- Work to do: Extract, from the records beneath this instruction, each line that contains the word "JSON".

- Data to process:
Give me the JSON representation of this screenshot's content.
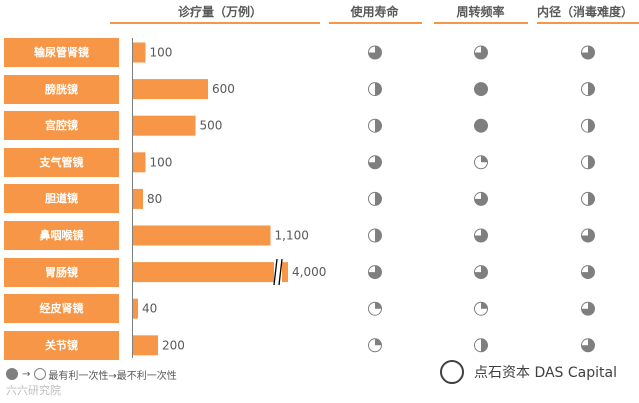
{
  "chart_data": {
    "type": "bar",
    "headers": {
      "volume": "诊疗量（万例）",
      "life": "使用寿命",
      "turnover": "周转频率",
      "diameter": "内径（消毒难度）"
    },
    "categories": [
      "输尿管肾镜",
      "膀胱镜",
      "宫腔镜",
      "支气管镜",
      "胆道镜",
      "鼻咽喉镜",
      "胃肠镜",
      "经皮肾镜",
      "关节镜"
    ],
    "values": [
      100,
      600,
      500,
      100,
      80,
      1100,
      4000,
      40,
      200
    ],
    "value_labels": [
      "100",
      "600",
      "500",
      "100",
      "80",
      "1,100",
      "4,000",
      "40",
      "200"
    ],
    "broken_axis_category": "胃肠镜",
    "bar_color": "#f79646",
    "icon_color": "#7f7f7f",
    "ratings": {
      "life": [
        0.75,
        0.5,
        0.5,
        0.75,
        0.5,
        0.5,
        0.75,
        0.25,
        0.25
      ],
      "turnover": [
        0.75,
        1.0,
        1.0,
        0.25,
        0.75,
        0.75,
        0.75,
        0.25,
        0.5
      ],
      "diameter": [
        0.75,
        0.5,
        0.5,
        0.5,
        0.5,
        0.75,
        0.75,
        0.75,
        0.75
      ]
    },
    "legend": {
      "text": "最有利一次性→最不利一次性"
    }
  },
  "watermarks": {
    "left": "六六研究院",
    "right": "点石资本 DAS Capital"
  }
}
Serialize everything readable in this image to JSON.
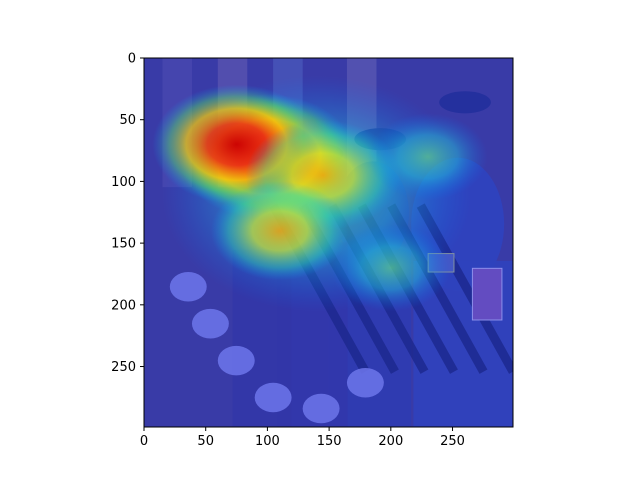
{
  "chart_data": {
    "type": "heatmap",
    "description_visible": "image with attention heatmap overlay",
    "xlim": [
      0,
      299
    ],
    "ylim": [
      299,
      0
    ],
    "x_ticks": [
      0,
      50,
      100,
      150,
      200,
      250
    ],
    "y_ticks": [
      0,
      50,
      100,
      150,
      200,
      250
    ],
    "colormap": "jet",
    "overlay_alpha": 0.5,
    "hotspots": [
      {
        "x": 100,
        "y": 80,
        "intensity": 1.0
      },
      {
        "x": 75,
        "y": 70,
        "intensity": 0.9
      },
      {
        "x": 145,
        "y": 95,
        "intensity": 0.75
      },
      {
        "x": 110,
        "y": 140,
        "intensity": 0.55
      },
      {
        "x": 230,
        "y": 80,
        "intensity": 0.35
      },
      {
        "x": 200,
        "y": 170,
        "intensity": 0.35
      }
    ],
    "title": "",
    "xlabel": "",
    "ylabel": ""
  }
}
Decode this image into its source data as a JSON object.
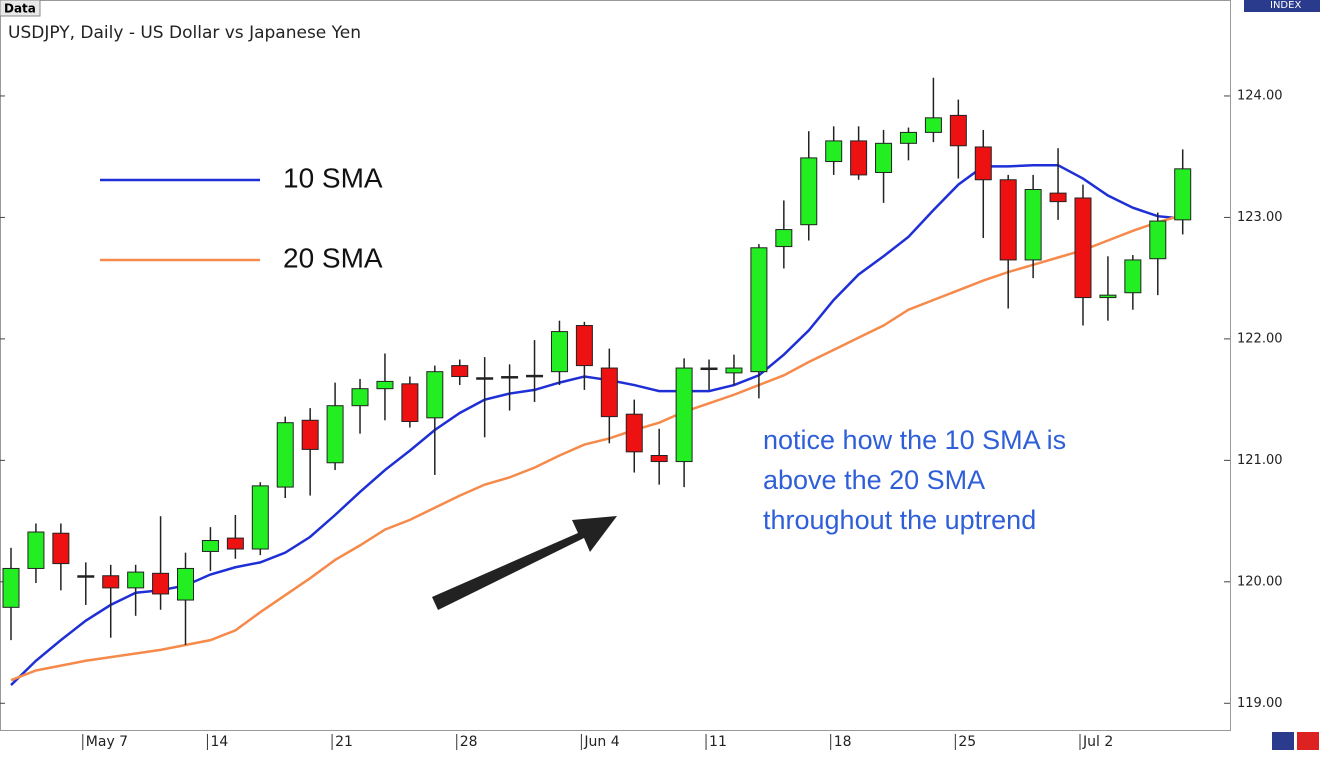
{
  "tab_label": "Data",
  "side_tab_label": "INDEX",
  "chart_data": {
    "type": "candlestick",
    "title": "USDJPY, Daily - US Dollar vs Japanese Yen",
    "categories": [
      null,
      null,
      null,
      "May 7",
      null,
      null,
      null,
      null,
      "14",
      null,
      null,
      null,
      null,
      "21",
      null,
      null,
      null,
      null,
      "28",
      null,
      null,
      null,
      null,
      "Jun 4",
      null,
      null,
      null,
      null,
      "11",
      null,
      null,
      null,
      null,
      "18",
      null,
      null,
      null,
      null,
      "25",
      null,
      null,
      null,
      null,
      "Jul 2",
      null,
      null,
      null,
      null
    ],
    "open": [
      119.79,
      120.11,
      120.4,
      120.05,
      120.05,
      119.95,
      120.07,
      119.85,
      120.25,
      120.36,
      120.27,
      120.78,
      121.33,
      120.98,
      121.45,
      121.59,
      121.63,
      121.35,
      121.78,
      121.68,
      121.69,
      121.7,
      121.73,
      122.11,
      121.76,
      121.38,
      121.04,
      120.99,
      121.76,
      121.72,
      121.73,
      122.76,
      122.94,
      123.46,
      123.63,
      123.37,
      123.61,
      123.7,
      123.84,
      123.58,
      123.31,
      122.65,
      123.2,
      123.16,
      122.34,
      122.38,
      122.66,
      122.98
    ],
    "high": [
      120.28,
      120.48,
      120.48,
      120.16,
      120.14,
      120.14,
      120.54,
      120.24,
      120.45,
      120.55,
      120.82,
      121.36,
      121.43,
      121.64,
      121.67,
      121.88,
      121.69,
      121.78,
      121.83,
      121.85,
      121.79,
      121.99,
      122.15,
      122.14,
      121.92,
      121.5,
      121.26,
      121.84,
      121.83,
      121.87,
      122.78,
      123.14,
      123.71,
      123.75,
      123.75,
      123.72,
      123.74,
      124.15,
      123.97,
      123.72,
      123.35,
      123.35,
      123.57,
      123.27,
      122.68,
      122.69,
      123.04,
      123.56
    ],
    "low": [
      119.52,
      119.99,
      119.93,
      119.81,
      119.54,
      119.72,
      119.77,
      119.48,
      120.09,
      120.19,
      120.22,
      120.69,
      120.71,
      120.92,
      121.22,
      121.33,
      121.27,
      120.88,
      121.62,
      121.19,
      121.41,
      121.48,
      121.62,
      121.58,
      121.14,
      120.9,
      120.8,
      120.78,
      121.58,
      121.62,
      121.51,
      122.58,
      122.81,
      123.35,
      123.31,
      123.12,
      123.47,
      123.62,
      123.32,
      122.83,
      122.25,
      122.5,
      122.98,
      122.11,
      122.15,
      122.24,
      122.36,
      122.86
    ],
    "close": [
      120.11,
      120.41,
      120.15,
      120.05,
      119.95,
      120.08,
      119.9,
      120.11,
      120.34,
      120.27,
      120.79,
      121.31,
      121.09,
      121.45,
      121.59,
      121.65,
      121.32,
      121.73,
      121.69,
      121.68,
      121.69,
      121.7,
      122.06,
      121.78,
      121.36,
      121.07,
      120.99,
      121.76,
      121.76,
      121.76,
      122.75,
      122.9,
      123.49,
      123.63,
      123.35,
      123.61,
      123.7,
      123.82,
      123.59,
      123.31,
      122.65,
      123.23,
      123.13,
      122.34,
      122.36,
      122.65,
      122.97,
      123.4
    ],
    "up_color": "#22ee22",
    "down_color": "#ee1111",
    "series": [
      {
        "name": "10 SMA",
        "color": "#1f2fd6",
        "values": [
          119.15,
          119.35,
          119.52,
          119.68,
          119.81,
          119.91,
          119.93,
          119.97,
          120.06,
          120.12,
          120.16,
          120.24,
          120.37,
          120.55,
          120.74,
          120.92,
          121.08,
          121.25,
          121.39,
          121.5,
          121.55,
          121.58,
          121.64,
          121.69,
          121.66,
          121.62,
          121.57,
          121.57,
          121.57,
          121.62,
          121.7,
          121.87,
          122.07,
          122.32,
          122.53,
          122.68,
          122.84,
          123.06,
          123.27,
          123.42,
          123.42,
          123.43,
          123.43,
          123.32,
          123.18,
          123.08,
          123.01,
          122.99
        ]
      },
      {
        "name": "20 SMA",
        "color": "#f58a4a",
        "values": [
          119.19,
          119.27,
          119.31,
          119.35,
          119.38,
          119.41,
          119.44,
          119.48,
          119.52,
          119.6,
          119.75,
          119.89,
          120.03,
          120.18,
          120.3,
          120.43,
          120.51,
          120.61,
          120.71,
          120.8,
          120.86,
          120.94,
          121.04,
          121.13,
          121.18,
          121.25,
          121.31,
          121.4,
          121.47,
          121.54,
          121.62,
          121.7,
          121.81,
          121.91,
          122.01,
          122.11,
          122.24,
          122.32,
          122.4,
          122.48,
          122.55,
          122.61,
          122.67,
          122.73,
          122.81,
          122.89,
          122.96,
          123.02
        ]
      }
    ],
    "ylim": [
      118.78,
      124.79
    ],
    "yticks": [
      {
        "value": 119,
        "label": "119.00"
      },
      {
        "value": 120,
        "label": "120.00"
      },
      {
        "value": 121,
        "label": "121.00"
      },
      {
        "value": 122,
        "label": "122.00"
      },
      {
        "value": 123,
        "label": "123.00"
      },
      {
        "value": 124,
        "label": "124.00"
      }
    ],
    "annotation": [
      "notice how the 10 SMA is",
      "above the 20 SMA",
      "throughout the uptrend"
    ]
  }
}
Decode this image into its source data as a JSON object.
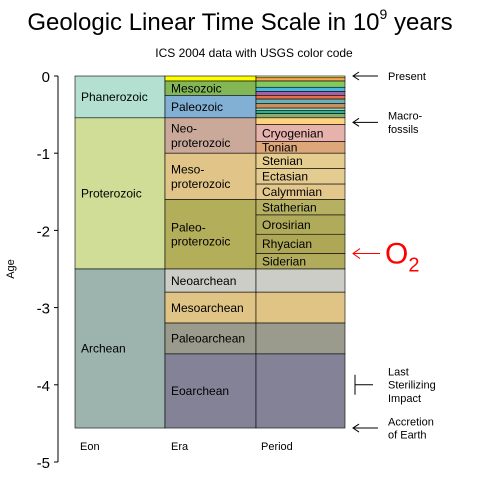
{
  "title": {
    "main": "Geologic Linear Time Scale in 10",
    "exponent": "9",
    "suffix": " years"
  },
  "subtitle": "ICS 2004 data with USGS color code",
  "axis": {
    "label": "Age",
    "range": [
      0,
      -5
    ],
    "ticks": [
      {
        "value": 0,
        "label": "0"
      },
      {
        "value": -1,
        "label": "-1"
      },
      {
        "value": -2,
        "label": "-2"
      },
      {
        "value": -3,
        "label": "-3"
      },
      {
        "value": -4,
        "label": "-4"
      },
      {
        "value": -5,
        "label": "-5"
      }
    ]
  },
  "columns": {
    "eon": "Eon",
    "era": "Era",
    "period": "Period"
  },
  "eons": [
    {
      "name": "Phanerozoic",
      "start": 0,
      "end": -0.542,
      "color": "#b3e0d1"
    },
    {
      "name": "Proterozoic",
      "start": -0.542,
      "end": -2.5,
      "color": "#cfdd97"
    },
    {
      "name": "Archean",
      "start": -2.5,
      "end": -4.56,
      "color": "#9cb4ad"
    }
  ],
  "eras": [
    {
      "name": "",
      "start": 0,
      "end": -0.065,
      "color": "#fefe00"
    },
    {
      "name": "Mesozoic",
      "start": -0.065,
      "end": -0.251,
      "color": "#83b756"
    },
    {
      "name": "Paleozoic",
      "start": -0.251,
      "end": -0.542,
      "color": "#82b0d5"
    },
    {
      "name": "Neo-\nproterozoic",
      "start": -0.542,
      "end": -1.0,
      "color": "#cba99a"
    },
    {
      "name": "Meso-\nproterozoic",
      "start": -1.0,
      "end": -1.6,
      "color": "#e1c488"
    },
    {
      "name": "Paleo-\nproterozoic",
      "start": -1.6,
      "end": -2.5,
      "color": "#b3ae59"
    },
    {
      "name": "Neoarchean",
      "start": -2.5,
      "end": -2.8,
      "color": "#cdcdc8"
    },
    {
      "name": "Mesoarchean",
      "start": -2.8,
      "end": -3.2,
      "color": "#e0c485"
    },
    {
      "name": "Paleoarchean",
      "start": -3.2,
      "end": -3.6,
      "color": "#9b9b8d"
    },
    {
      "name": "Eoarchean",
      "start": -3.6,
      "end": -4.56,
      "color": "#848297"
    }
  ],
  "periods": [
    {
      "name": "",
      "start": 0,
      "end": -0.023,
      "color": "#fff06a"
    },
    {
      "name": "",
      "start": -0.023,
      "end": -0.065,
      "color": "#f8a657"
    },
    {
      "name": "",
      "start": -0.065,
      "end": -0.146,
      "color": "#82c95b"
    },
    {
      "name": "",
      "start": -0.146,
      "end": -0.2,
      "color": "#44b8e4"
    },
    {
      "name": "",
      "start": -0.2,
      "end": -0.251,
      "color": "#a064a6"
    },
    {
      "name": "",
      "start": -0.251,
      "end": -0.299,
      "color": "#e96e4a"
    },
    {
      "name": "",
      "start": -0.299,
      "end": -0.359,
      "color": "#6ab1b5"
    },
    {
      "name": "",
      "start": -0.359,
      "end": -0.416,
      "color": "#c99060"
    },
    {
      "name": "",
      "start": -0.416,
      "end": -0.444,
      "color": "#b3d9c5"
    },
    {
      "name": "",
      "start": -0.444,
      "end": -0.488,
      "color": "#2eb092"
    },
    {
      "name": "",
      "start": -0.488,
      "end": -0.542,
      "color": "#8dab6a"
    },
    {
      "name": "",
      "start": -0.542,
      "end": -0.63,
      "color": "#fdd380"
    },
    {
      "name": "Cryogenian",
      "start": -0.63,
      "end": -0.85,
      "color": "#e7b2ab"
    },
    {
      "name": "Tonian",
      "start": -0.85,
      "end": -1.0,
      "color": "#dda779"
    },
    {
      "name": "Stenian",
      "start": -1.0,
      "end": -1.2,
      "color": "#e5cc8f"
    },
    {
      "name": "Ectasian",
      "start": -1.2,
      "end": -1.4,
      "color": "#e4cb8f"
    },
    {
      "name": "Calymmian",
      "start": -1.4,
      "end": -1.6,
      "color": "#e3c78c"
    },
    {
      "name": "Statherian",
      "start": -1.6,
      "end": -1.8,
      "color": "#b5b062"
    },
    {
      "name": "Orosirian",
      "start": -1.8,
      "end": -2.05,
      "color": "#b0ab5a"
    },
    {
      "name": "Rhyacian",
      "start": -2.05,
      "end": -2.3,
      "color": "#aea856"
    },
    {
      "name": "Siderian",
      "start": -2.3,
      "end": -2.5,
      "color": "#b0ac5c"
    },
    {
      "name": "",
      "start": -2.5,
      "end": -2.8,
      "color": "#cdcdc8"
    },
    {
      "name": "",
      "start": -2.8,
      "end": -3.2,
      "color": "#e0c485"
    },
    {
      "name": "",
      "start": -3.2,
      "end": -3.6,
      "color": "#9b9b8d"
    },
    {
      "name": "",
      "start": -3.6,
      "end": -4.56,
      "color": "#848297"
    }
  ],
  "annotations": [
    {
      "text": "Present",
      "age": 0,
      "type": "arrow"
    },
    {
      "text": "Macro-\nfossils",
      "age": -0.6,
      "type": "arrow"
    },
    {
      "text": "Last\nSterilizing\nImpact",
      "age": -4.0,
      "type": "bracket"
    },
    {
      "text": "Accretion\nof Earth",
      "age": -4.56,
      "type": "arrow"
    }
  ],
  "oxygen": {
    "symbol": "O",
    "subscript": "2",
    "age": -2.3,
    "color": "#ff0000"
  }
}
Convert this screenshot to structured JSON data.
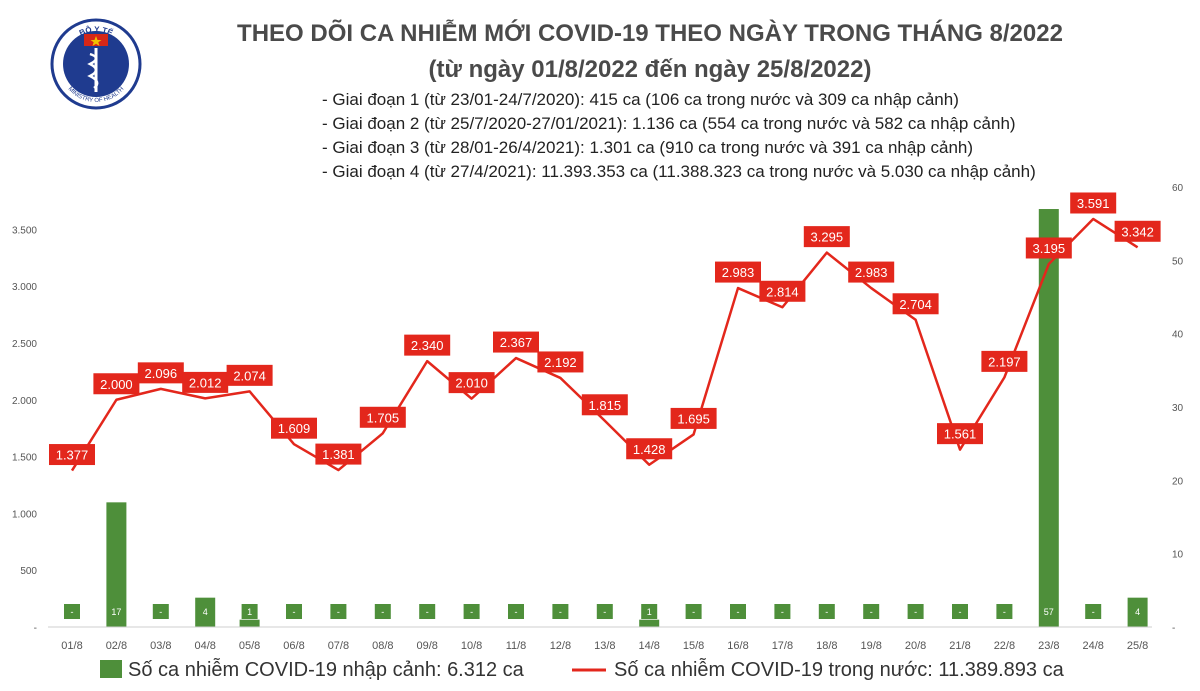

- Finished answer:
Give me the JSON representation of this screenshot's content.
Serialize everything readable in this image to JSON.
Decode this image into its source data as a JSON object.
Decode this image into its source data as a JSON object.
Convert this screenshot to structured JSON data.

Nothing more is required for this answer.